=== Exercise directions ===
Print each of the entries exactly, leaving nothing out.

>> begin Data for the task

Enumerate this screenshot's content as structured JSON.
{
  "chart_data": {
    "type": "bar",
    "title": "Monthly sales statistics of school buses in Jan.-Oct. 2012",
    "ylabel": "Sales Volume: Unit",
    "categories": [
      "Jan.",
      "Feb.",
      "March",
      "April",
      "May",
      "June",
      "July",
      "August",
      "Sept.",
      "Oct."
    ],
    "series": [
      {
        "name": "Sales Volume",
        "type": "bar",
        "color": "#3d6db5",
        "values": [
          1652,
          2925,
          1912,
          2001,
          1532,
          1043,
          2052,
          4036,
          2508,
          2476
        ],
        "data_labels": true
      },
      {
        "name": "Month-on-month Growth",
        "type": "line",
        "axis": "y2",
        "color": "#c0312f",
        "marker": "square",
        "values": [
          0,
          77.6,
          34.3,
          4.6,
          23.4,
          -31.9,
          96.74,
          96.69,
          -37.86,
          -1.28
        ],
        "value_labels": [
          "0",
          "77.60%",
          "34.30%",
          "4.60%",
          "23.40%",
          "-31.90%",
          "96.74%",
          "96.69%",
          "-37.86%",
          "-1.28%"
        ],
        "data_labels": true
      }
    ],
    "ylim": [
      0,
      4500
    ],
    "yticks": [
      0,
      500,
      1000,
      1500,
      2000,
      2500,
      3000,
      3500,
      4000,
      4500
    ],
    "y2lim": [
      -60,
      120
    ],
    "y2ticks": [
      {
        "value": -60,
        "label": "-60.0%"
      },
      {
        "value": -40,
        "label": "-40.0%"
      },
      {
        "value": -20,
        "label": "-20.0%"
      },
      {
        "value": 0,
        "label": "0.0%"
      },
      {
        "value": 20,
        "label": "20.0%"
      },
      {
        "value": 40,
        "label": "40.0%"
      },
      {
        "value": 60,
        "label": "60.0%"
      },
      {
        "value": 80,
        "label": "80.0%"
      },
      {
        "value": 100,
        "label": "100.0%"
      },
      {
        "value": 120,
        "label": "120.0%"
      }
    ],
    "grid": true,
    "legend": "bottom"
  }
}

>> end Data for the task

=== Solution for this task ===
Enumerate this screenshot's content as structured JSON.
{
  "chart_data": {
    "type": "bar",
    "title": "Monthly sales statistics of school buses in Jan.-Oct. 2012",
    "ylabel": "Sales Volume: Unit",
    "categories": [
      "Jan.",
      "Feb.",
      "March",
      "April",
      "May",
      "June",
      "July",
      "August",
      "Sept.",
      "Oct."
    ],
    "series": [
      {
        "name": "Sales Volume",
        "type": "bar",
        "color": "#3d6db5",
        "values": [
          1652,
          2925,
          1912,
          2001,
          1532,
          1043,
          2052,
          4036,
          2508,
          2476
        ],
        "data_labels": true
      },
      {
        "name": "Month-on-month Growth",
        "type": "line",
        "axis": "y2",
        "color": "#c0312f",
        "marker": "square",
        "values": [
          0,
          77.6,
          34.3,
          4.6,
          23.4,
          -31.9,
          96.74,
          96.69,
          -37.86,
          -1.28
        ],
        "value_labels": [
          "0",
          "77.60%",
          "34.30%",
          "4.60%",
          "23.40%",
          "-31.90%",
          "96.74%",
          "96.69%",
          "-37.86%",
          "-1.28%"
        ],
        "data_labels": true
      }
    ],
    "ylim": [
      0,
      4500
    ],
    "yticks": [
      0,
      500,
      1000,
      1500,
      2000,
      2500,
      3000,
      3500,
      4000,
      4500
    ],
    "y2lim": [
      -60,
      120
    ],
    "y2ticks": [
      {
        "value": -60,
        "label": "-60.0%"
      },
      {
        "value": -40,
        "label": "-40.0%"
      },
      {
        "value": -20,
        "label": "-20.0%"
      },
      {
        "value": 0,
        "label": "0.0%"
      },
      {
        "value": 20,
        "label": "20.0%"
      },
      {
        "value": 40,
        "label": "40.0%"
      },
      {
        "value": 60,
        "label": "60.0%"
      },
      {
        "value": 80,
        "label": "80.0%"
      },
      {
        "value": 100,
        "label": "100.0%"
      },
      {
        "value": 120,
        "label": "120.0%"
      }
    ],
    "grid": true,
    "legend": "bottom"
  }
}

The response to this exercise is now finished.